[Dataset records]

* * * * * * *

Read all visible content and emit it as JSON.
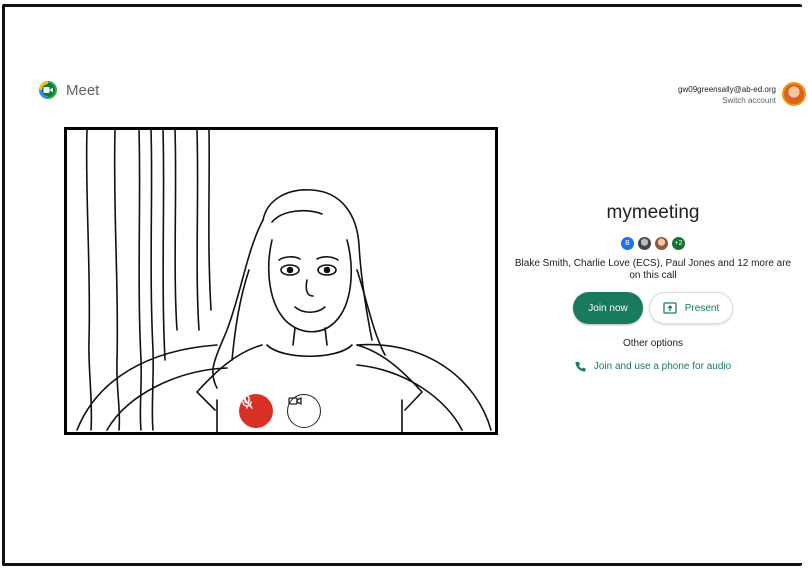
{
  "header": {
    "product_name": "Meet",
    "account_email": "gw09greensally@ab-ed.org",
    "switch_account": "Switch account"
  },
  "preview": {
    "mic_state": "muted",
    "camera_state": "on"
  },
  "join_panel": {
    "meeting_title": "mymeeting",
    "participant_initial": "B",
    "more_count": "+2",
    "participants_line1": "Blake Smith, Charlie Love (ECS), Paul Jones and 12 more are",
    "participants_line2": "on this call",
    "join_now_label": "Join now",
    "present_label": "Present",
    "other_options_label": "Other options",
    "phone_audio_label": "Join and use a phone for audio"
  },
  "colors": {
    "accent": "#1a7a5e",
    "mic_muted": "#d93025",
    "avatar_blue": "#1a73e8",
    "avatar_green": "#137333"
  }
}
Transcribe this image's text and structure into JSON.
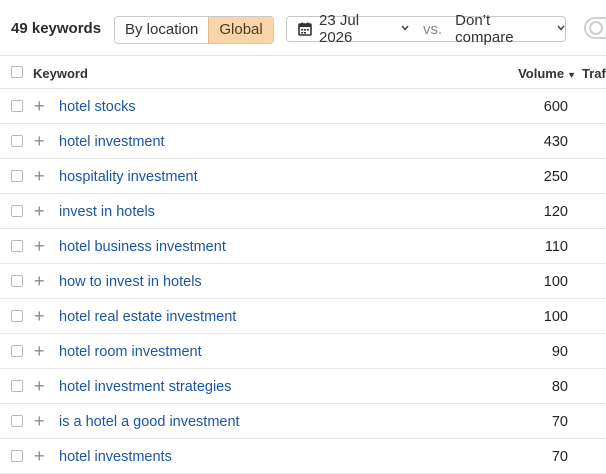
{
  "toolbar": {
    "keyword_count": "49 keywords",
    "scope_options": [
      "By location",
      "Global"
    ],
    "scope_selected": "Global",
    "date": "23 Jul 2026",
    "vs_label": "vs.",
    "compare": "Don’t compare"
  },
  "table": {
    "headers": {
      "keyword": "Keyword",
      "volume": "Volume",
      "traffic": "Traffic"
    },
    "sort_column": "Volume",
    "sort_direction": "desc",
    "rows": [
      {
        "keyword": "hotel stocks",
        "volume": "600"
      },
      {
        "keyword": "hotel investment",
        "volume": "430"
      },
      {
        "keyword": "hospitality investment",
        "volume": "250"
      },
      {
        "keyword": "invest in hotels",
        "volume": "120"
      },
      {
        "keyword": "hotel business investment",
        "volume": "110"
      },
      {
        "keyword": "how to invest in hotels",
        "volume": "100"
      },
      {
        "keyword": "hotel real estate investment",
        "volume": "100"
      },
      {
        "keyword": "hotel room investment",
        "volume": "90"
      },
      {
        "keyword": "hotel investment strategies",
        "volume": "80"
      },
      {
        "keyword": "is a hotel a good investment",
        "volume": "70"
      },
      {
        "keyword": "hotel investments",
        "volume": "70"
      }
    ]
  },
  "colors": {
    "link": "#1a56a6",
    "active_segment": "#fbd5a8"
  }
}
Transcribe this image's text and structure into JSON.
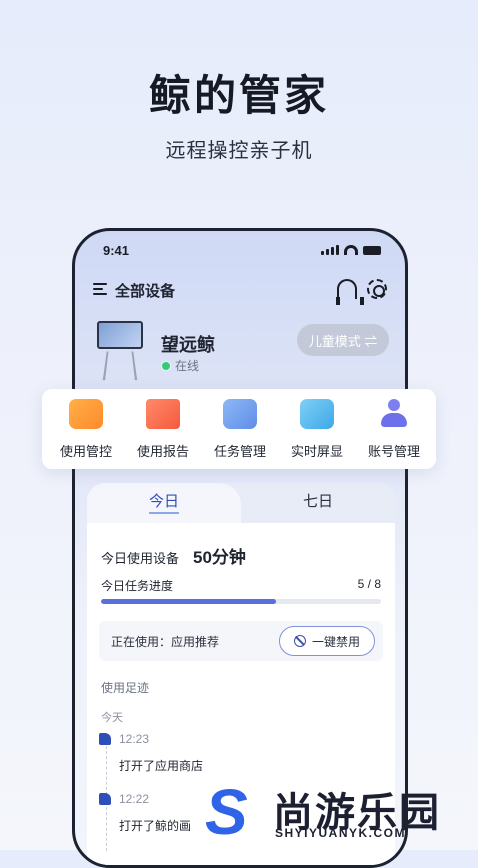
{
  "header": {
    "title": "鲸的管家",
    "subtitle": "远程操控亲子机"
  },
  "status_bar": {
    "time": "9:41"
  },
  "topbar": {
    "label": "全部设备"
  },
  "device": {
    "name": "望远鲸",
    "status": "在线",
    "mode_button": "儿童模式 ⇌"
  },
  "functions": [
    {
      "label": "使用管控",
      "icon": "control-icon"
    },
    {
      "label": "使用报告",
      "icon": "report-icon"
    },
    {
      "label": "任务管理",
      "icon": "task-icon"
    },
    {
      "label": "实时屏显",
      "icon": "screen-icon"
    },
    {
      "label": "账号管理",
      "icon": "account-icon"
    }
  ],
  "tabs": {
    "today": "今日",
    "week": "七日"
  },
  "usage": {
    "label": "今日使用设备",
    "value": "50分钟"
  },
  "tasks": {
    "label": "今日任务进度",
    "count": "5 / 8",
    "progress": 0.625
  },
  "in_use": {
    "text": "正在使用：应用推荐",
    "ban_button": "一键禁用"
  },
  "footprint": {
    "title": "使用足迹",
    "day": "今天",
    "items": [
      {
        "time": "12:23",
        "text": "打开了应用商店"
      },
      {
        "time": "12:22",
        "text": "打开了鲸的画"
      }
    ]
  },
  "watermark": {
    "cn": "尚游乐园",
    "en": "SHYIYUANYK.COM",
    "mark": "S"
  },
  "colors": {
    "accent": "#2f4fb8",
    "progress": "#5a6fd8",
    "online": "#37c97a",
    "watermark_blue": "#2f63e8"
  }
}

* * * * * * *

◆ Set task: Make a word-for-word copy of the entries, without any pictures.

◆ Full answer:
Read all visible content and emit it as JSON.
{
  "header": {
    "product_name": "Meet",
    "account_email": "gw09greensally@ab-ed.org",
    "switch_account": "Switch account"
  },
  "preview": {
    "mic_state": "muted",
    "camera_state": "on"
  },
  "join_panel": {
    "meeting_title": "mymeeting",
    "participant_initial": "B",
    "more_count": "+2",
    "participants_line1": "Blake Smith, Charlie Love (ECS), Paul Jones and 12 more are",
    "participants_line2": "on this call",
    "join_now_label": "Join now",
    "present_label": "Present",
    "other_options_label": "Other options",
    "phone_audio_label": "Join and use a phone for audio"
  },
  "colors": {
    "accent": "#1a7a5e",
    "mic_muted": "#d93025",
    "avatar_blue": "#1a73e8",
    "avatar_green": "#137333"
  }
}
Transcribe this image's text and structure into JSON.
{
  "toolbar": {
    "keyword_count": "49 keywords",
    "scope_options": [
      "By location",
      "Global"
    ],
    "scope_selected": "Global",
    "date": "23 Jul 2026",
    "vs_label": "vs.",
    "compare": "Don’t compare"
  },
  "table": {
    "headers": {
      "keyword": "Keyword",
      "volume": "Volume",
      "traffic": "Traffic"
    },
    "sort_column": "Volume",
    "sort_direction": "desc",
    "rows": [
      {
        "keyword": "hotel stocks",
        "volume": "600"
      },
      {
        "keyword": "hotel investment",
        "volume": "430"
      },
      {
        "keyword": "hospitality investment",
        "volume": "250"
      },
      {
        "keyword": "invest in hotels",
        "volume": "120"
      },
      {
        "keyword": "hotel business investment",
        "volume": "110"
      },
      {
        "keyword": "how to invest in hotels",
        "volume": "100"
      },
      {
        "keyword": "hotel real estate investment",
        "volume": "100"
      },
      {
        "keyword": "hotel room investment",
        "volume": "90"
      },
      {
        "keyword": "hotel investment strategies",
        "volume": "80"
      },
      {
        "keyword": "is a hotel a good investment",
        "volume": "70"
      },
      {
        "keyword": "hotel investments",
        "volume": "70"
      }
    ]
  },
  "colors": {
    "link": "#1a56a6",
    "active_segment": "#fbd5a8"
  }
}
Transcribe this image's text and structure into JSON.
{
  "header": {
    "title": "鲸的管家",
    "subtitle": "远程操控亲子机"
  },
  "status_bar": {
    "time": "9:41"
  },
  "topbar": {
    "label": "全部设备"
  },
  "device": {
    "name": "望远鲸",
    "status": "在线",
    "mode_button": "儿童模式 ⇌"
  },
  "functions": [
    {
      "label": "使用管控",
      "icon": "control-icon"
    },
    {
      "label": "使用报告",
      "icon": "report-icon"
    },
    {
      "label": "任务管理",
      "icon": "task-icon"
    },
    {
      "label": "实时屏显",
      "icon": "screen-icon"
    },
    {
      "label": "账号管理",
      "icon": "account-icon"
    }
  ],
  "tabs": {
    "today": "今日",
    "week": "七日"
  },
  "usage": {
    "label": "今日使用设备",
    "value": "50分钟"
  },
  "tasks": {
    "label": "今日任务进度",
    "count": "5 / 8",
    "progress": 0.625
  },
  "in_use": {
    "text": "正在使用：应用推荐",
    "ban_button": "一键禁用"
  },
  "footprint": {
    "title": "使用足迹",
    "day": "今天",
    "items": [
      {
        "time": "12:23",
        "text": "打开了应用商店"
      },
      {
        "time": "12:22",
        "text": "打开了鲸的画"
      }
    ]
  },
  "watermark": {
    "cn": "尚游乐园",
    "en": "SHYIYUANYK.COM",
    "mark": "S"
  },
  "colors": {
    "accent": "#2f4fb8",
    "progress": "#5a6fd8",
    "online": "#37c97a",
    "watermark_blue": "#2f63e8"
  }
}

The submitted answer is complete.